=== Provided records ===
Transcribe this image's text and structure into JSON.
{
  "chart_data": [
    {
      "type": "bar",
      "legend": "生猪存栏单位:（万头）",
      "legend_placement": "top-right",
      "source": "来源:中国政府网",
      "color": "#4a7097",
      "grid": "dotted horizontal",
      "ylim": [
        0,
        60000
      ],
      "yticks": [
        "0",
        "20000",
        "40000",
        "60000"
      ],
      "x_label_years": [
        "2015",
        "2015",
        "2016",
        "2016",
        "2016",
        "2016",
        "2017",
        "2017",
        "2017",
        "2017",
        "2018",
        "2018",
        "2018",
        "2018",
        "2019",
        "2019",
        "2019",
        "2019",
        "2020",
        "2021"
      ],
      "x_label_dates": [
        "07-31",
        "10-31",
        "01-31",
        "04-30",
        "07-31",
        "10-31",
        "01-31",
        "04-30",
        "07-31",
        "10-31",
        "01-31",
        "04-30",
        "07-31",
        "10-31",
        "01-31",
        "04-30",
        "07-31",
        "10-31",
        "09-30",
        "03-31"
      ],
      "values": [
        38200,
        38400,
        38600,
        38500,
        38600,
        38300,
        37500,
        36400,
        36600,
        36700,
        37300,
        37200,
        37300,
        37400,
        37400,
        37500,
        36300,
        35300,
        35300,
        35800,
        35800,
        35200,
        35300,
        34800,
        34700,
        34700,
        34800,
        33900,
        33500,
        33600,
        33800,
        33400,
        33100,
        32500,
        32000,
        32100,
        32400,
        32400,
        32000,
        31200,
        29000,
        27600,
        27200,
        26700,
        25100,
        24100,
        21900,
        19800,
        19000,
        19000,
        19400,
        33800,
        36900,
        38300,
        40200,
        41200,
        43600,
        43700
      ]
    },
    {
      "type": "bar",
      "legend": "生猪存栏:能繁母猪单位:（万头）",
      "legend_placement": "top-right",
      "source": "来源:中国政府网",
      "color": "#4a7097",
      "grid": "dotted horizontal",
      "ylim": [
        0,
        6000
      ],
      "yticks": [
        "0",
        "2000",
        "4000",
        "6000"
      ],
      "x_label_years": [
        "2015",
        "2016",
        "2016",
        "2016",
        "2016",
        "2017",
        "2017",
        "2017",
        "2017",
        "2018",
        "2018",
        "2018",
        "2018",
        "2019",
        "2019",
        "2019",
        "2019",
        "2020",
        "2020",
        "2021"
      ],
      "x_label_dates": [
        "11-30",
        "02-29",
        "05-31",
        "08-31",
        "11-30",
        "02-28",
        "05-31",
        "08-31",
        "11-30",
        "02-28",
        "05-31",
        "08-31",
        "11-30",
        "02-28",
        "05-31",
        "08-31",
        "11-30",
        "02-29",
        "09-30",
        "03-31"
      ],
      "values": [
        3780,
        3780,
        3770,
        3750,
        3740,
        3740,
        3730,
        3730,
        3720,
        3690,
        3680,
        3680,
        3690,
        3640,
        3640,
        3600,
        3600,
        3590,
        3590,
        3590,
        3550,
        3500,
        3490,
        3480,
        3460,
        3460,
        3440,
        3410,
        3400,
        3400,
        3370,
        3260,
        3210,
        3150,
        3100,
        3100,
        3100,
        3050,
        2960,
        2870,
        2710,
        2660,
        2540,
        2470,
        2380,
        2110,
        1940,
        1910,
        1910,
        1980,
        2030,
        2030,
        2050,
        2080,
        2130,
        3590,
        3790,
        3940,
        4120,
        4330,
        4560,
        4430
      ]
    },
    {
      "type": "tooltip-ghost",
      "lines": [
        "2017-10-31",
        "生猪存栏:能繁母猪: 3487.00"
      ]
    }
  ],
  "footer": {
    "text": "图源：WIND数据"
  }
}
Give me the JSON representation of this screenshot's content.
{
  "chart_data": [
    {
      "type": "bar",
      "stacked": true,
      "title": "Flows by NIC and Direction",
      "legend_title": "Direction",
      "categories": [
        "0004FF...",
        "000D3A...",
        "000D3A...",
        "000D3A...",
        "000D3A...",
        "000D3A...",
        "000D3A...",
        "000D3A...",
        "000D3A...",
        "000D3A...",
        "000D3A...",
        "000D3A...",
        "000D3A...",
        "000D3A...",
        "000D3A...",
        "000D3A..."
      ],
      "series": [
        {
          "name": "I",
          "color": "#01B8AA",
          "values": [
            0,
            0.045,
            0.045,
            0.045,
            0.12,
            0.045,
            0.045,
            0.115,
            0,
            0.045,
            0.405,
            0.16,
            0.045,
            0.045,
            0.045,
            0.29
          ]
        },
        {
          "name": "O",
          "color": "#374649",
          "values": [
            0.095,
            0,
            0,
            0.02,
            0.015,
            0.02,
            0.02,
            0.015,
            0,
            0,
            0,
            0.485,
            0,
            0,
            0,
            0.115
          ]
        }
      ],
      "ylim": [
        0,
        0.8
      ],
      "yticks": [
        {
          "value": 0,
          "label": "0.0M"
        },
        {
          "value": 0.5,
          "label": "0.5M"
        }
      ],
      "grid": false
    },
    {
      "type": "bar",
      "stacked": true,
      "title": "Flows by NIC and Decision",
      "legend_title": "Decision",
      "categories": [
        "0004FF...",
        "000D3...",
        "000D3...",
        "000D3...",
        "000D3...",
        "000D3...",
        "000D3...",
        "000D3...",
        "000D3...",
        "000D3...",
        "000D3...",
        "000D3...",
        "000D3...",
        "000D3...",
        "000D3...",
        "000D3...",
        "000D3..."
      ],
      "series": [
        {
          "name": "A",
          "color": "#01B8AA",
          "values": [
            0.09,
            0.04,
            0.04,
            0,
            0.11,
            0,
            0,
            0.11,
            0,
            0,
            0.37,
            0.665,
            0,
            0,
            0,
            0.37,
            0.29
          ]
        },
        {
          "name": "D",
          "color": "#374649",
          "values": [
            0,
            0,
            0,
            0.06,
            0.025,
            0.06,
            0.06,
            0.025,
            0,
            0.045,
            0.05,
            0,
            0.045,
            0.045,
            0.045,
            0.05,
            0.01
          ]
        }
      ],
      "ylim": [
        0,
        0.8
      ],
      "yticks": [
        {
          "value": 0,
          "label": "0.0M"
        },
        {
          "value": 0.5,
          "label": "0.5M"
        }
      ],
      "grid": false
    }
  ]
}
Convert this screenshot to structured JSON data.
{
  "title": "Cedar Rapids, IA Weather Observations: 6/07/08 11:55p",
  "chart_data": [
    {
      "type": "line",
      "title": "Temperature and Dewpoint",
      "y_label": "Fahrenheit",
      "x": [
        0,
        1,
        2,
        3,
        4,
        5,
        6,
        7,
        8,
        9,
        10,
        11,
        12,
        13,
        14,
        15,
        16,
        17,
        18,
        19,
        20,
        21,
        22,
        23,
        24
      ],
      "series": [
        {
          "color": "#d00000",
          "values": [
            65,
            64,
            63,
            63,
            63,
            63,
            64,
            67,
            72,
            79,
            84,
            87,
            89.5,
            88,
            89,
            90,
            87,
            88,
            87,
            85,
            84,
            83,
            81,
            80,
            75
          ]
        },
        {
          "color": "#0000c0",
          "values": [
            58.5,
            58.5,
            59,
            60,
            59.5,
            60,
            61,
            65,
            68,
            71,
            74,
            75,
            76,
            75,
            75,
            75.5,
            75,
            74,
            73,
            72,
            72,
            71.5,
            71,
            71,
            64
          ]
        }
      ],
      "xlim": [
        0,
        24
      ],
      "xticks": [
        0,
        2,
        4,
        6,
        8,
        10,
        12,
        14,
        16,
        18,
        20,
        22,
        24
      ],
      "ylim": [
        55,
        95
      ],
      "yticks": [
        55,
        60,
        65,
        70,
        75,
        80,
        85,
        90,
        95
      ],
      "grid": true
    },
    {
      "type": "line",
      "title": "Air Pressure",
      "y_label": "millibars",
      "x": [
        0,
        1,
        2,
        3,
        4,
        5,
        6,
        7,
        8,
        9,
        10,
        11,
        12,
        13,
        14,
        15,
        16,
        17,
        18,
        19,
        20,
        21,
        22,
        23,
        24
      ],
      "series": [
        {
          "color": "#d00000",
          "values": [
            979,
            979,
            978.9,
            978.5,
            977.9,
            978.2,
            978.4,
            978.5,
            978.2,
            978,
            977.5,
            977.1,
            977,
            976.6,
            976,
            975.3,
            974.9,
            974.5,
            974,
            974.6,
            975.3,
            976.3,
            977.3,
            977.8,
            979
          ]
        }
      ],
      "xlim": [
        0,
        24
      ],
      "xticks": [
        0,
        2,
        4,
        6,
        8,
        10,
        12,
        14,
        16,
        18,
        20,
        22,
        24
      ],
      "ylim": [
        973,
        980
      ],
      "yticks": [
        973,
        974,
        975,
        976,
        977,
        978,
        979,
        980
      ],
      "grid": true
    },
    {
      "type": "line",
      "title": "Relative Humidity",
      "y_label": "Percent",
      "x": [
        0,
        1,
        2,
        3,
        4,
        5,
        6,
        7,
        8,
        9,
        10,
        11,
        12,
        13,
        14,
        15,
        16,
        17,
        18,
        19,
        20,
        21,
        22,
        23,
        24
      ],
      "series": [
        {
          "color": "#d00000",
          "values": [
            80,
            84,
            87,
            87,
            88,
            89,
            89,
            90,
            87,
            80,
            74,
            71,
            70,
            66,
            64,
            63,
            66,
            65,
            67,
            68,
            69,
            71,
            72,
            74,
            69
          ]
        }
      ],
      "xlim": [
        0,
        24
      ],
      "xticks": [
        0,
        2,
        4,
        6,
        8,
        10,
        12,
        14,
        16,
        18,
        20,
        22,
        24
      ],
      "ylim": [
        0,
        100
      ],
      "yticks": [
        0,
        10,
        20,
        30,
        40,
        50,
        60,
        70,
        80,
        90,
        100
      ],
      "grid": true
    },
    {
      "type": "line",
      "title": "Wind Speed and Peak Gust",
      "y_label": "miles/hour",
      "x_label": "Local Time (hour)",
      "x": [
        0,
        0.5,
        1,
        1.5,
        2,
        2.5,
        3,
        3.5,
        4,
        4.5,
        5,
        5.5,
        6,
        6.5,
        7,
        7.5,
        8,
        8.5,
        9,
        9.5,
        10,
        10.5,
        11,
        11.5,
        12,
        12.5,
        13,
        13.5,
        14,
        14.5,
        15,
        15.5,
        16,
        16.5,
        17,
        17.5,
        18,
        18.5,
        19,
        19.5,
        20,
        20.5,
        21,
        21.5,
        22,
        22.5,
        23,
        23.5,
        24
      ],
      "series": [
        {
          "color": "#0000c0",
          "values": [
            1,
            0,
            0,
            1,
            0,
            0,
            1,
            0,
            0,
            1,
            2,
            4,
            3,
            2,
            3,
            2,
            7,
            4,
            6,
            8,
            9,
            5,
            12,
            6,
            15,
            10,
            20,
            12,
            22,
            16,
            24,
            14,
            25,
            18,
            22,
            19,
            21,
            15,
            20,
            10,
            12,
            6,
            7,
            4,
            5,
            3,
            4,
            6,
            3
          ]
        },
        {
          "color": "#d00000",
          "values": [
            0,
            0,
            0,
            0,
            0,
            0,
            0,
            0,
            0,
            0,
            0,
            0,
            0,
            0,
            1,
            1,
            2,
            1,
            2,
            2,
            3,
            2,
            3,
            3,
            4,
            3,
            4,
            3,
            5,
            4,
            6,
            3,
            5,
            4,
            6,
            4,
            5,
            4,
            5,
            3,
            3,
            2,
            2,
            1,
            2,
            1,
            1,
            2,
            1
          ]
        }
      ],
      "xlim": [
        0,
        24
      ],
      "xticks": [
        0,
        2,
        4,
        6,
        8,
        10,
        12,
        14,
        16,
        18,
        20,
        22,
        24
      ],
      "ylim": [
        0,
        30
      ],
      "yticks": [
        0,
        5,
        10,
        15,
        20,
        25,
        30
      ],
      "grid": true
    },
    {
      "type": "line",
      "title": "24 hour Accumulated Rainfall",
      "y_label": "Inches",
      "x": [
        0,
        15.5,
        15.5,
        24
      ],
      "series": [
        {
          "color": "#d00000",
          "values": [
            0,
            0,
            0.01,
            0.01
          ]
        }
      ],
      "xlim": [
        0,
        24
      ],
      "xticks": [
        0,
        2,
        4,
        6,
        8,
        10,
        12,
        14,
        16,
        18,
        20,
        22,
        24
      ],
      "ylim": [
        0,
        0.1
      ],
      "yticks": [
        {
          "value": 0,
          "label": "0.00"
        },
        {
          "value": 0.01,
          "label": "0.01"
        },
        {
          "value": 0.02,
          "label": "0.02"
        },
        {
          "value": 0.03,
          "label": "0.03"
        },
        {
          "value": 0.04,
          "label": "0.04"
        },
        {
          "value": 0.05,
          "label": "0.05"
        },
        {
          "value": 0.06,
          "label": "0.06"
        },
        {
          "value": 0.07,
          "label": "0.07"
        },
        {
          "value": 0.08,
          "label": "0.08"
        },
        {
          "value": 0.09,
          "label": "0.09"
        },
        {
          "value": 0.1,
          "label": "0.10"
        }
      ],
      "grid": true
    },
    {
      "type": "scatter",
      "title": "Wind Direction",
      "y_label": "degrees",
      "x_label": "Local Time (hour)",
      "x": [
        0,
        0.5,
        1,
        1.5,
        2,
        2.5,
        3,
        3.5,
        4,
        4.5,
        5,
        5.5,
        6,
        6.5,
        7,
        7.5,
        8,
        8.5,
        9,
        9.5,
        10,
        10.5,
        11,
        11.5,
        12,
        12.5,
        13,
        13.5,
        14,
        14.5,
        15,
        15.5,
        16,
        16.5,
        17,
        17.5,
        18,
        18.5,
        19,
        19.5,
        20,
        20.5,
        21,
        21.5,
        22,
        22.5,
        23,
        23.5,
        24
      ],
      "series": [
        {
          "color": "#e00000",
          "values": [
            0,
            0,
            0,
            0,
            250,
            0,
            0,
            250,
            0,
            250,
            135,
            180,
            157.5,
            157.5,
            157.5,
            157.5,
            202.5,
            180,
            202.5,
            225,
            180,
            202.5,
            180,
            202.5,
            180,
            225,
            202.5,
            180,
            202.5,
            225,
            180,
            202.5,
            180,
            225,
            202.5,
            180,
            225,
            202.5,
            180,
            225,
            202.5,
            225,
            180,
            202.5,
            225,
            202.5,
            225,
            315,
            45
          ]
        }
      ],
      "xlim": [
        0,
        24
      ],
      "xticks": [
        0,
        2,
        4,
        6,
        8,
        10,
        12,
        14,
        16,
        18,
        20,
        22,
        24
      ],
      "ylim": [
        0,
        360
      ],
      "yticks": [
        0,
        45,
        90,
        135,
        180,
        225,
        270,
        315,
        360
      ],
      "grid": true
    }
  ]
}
===
■ Work required ■
Where a line of the entries contains the word "hour", copy that line.

■ Response to the task ■
      "y_label": "miles/hour",
      "x_label": "Local Time (hour)",
      "title": "24 hour Accumulated Rainfall",
      "x_label": "Local Time (hour)",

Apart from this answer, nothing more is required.